-- WORK ITEM --
Select, from the material below, each line with "that" in it.

---

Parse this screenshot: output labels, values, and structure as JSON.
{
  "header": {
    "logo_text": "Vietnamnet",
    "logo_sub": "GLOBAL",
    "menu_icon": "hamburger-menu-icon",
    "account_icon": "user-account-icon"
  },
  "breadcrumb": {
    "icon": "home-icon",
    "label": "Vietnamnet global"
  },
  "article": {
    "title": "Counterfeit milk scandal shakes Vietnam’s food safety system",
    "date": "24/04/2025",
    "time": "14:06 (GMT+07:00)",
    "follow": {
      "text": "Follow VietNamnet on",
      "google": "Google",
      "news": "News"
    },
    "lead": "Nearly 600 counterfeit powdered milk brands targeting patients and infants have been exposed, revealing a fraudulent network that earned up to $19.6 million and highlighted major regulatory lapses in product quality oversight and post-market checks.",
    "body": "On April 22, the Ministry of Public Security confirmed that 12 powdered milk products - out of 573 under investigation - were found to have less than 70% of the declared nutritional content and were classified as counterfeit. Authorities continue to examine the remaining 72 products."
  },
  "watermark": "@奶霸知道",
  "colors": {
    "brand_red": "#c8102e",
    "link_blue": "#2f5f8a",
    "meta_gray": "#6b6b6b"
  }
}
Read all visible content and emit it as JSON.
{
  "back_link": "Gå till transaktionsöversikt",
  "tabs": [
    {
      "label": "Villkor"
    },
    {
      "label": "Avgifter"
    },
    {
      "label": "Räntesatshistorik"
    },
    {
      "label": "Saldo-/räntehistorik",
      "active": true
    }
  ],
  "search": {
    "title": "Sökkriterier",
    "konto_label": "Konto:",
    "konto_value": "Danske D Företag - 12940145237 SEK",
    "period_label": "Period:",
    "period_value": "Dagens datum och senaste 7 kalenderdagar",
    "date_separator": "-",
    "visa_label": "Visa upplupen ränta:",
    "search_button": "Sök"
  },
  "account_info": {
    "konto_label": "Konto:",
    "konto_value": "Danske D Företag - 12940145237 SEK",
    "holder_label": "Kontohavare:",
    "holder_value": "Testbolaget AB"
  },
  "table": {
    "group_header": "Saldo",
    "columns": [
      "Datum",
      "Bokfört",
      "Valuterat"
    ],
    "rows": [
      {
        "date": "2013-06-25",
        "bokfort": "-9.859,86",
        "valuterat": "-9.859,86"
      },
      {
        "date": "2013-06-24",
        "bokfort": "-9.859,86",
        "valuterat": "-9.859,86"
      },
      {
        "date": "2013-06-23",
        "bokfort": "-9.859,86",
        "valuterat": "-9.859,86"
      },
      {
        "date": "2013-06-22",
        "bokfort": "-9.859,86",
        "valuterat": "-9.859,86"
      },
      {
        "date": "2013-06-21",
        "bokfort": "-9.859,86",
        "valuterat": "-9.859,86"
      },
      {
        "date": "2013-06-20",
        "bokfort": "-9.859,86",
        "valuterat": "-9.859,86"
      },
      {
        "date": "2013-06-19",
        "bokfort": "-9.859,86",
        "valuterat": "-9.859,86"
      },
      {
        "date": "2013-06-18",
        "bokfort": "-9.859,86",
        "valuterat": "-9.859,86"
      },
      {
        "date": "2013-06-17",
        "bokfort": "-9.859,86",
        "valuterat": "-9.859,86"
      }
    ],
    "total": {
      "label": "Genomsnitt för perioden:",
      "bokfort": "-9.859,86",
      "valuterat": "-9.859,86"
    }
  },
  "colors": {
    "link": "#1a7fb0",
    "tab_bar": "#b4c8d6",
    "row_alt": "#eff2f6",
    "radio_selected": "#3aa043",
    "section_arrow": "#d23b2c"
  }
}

---

-- ANSWER --
    "lead": "Nearly 600 counterfeit powdered milk brands targeting patients and infants have been exposed, revealing a fraudulent network that earned up to $19.6 million and highlighted major regulatory lapses in product quality oversight and post-market checks.",
    "body": "On April 22, the Ministry of Public Security confirmed that 12 powdered milk products - out of 573 under investigation - were found to have less than 70% of the declared nutritional content and were classified as counterfeit. Authorities continue to examine the remaining 72 products."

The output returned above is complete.